*SOURCE EXCERPT*
--- Start ---

Charles Hill on Freedman’s Strategy: A History

[by Mark Safranski, a.k.a. “zen“]

Charles Hill pens a favorable but also fairly critical review of Sir Lawrence Freedman’s tome-like, Strategy: A History.

The snares of strategizing

.…Sir Lawrence Freedman’s 750-page magnum opus, Strategy: A History, is encyclopedic, although not alphabetical, a pleasure to dip into here and there to get a carefully considered summary briefing on the strategy of the Hebrew Bible, the 1815 Congress of Vienna, Jane Addams, Black Power, or the strange array of social science attempts to redefine human behavior as a contribution to strategy. Everybody talks about strategy, but no one seems to know what it is. But now there are no excuses; it’s all here, at least in chronological array. As with my childhood set of Compton’s, I read it straight through for its several-thousand-years’-long narrative arc; it only remains to try to make sense of the whole thing as one big idea.

Freedman begins by admitting that there is no agreed-upon definition of strategy. When one encounters the word applied to battle plans, political campaigns, and business deals, “not to mention means of coping with the stresses of everyday life,” the concept may begin to seem meaningless. But not so for Sir Lawrence, a most distinguished professor of war studies at King’s College, London, who unapologetically focuses his modern section on American approaches because “the United States has been not only the most powerful but also the most intellectually innovative country in recent times.”

The “origins” of strategy run from David and Goliath to Machiavelli to Milton’s Paradise Lost, a vast stretch of time covered, for this big book, in a relatively short space, as though the author is hurrying to get to strategy in our modern age. All the old warhorses are here. Thucydides is analyzed as the start of “real” strategy and the distortions of language as a cause of Athens’ fall is featured. Plato’s Republic is taken seriously as a “strategic coup” by which philosophy defeats strategy. (I am one of those who read Plato’s Socrates as ironic, playing along with an overnight concoction of a perfect polity—which turns out horribly—as the most effective way of showing us what not to do when thinking strategically.) Sun Tzu is properly portrayed not so much as a strategist as a master of stratagems, a subset of the art in full: To do the opposite of what is expected is not enough to qualify as strategy. Overall, the centuries of “Origins” analyzed here could be characterized as “a series of footnotes to Homer,” a running debate between advocates of force (Achilles) and those who prefer guile (Odysseus). The Trojan Horse was guile personified; it worked, but thereafter could be scorned as a despicable trick unworthy of heroes. The strategic approach of Milton’s Satan to his own demonic team, as well as toward Adam and Eve, was all seductive guile and still seems to be working….

--- End ---

*COLLECTED DATA*
--- Start ---

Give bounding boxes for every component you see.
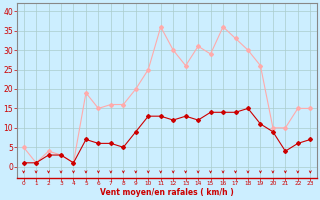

--- End ---

*PROMPT*
Please quote the review excerpt word for word, starting at the words containing "The snares of" and stopping after "one big idea.". The data has no role here.

*RESULT OF THE EXERCISE*
The snares of strategizing

.…Sir Lawrence Freedman’s 750-page magnum opus, Strategy: A History, is encyclopedic, although not alphabetical, a pleasure to dip into here and there to get a carefully considered summary briefing on the strategy of the Hebrew Bible, the 1815 Congress of Vienna, Jane Addams, Black Power, or the strange array of social science attempts to redefine human behavior as a contribution to strategy. Everybody talks about strategy, but no one seems to know what it is. But now there are no excuses; it’s all here, at least in chronological array. As with my childhood set of Compton’s, I read it straight through for its several-thousand-years’-long narrative arc; it only remains to try to make sense of the whole thing as one big idea.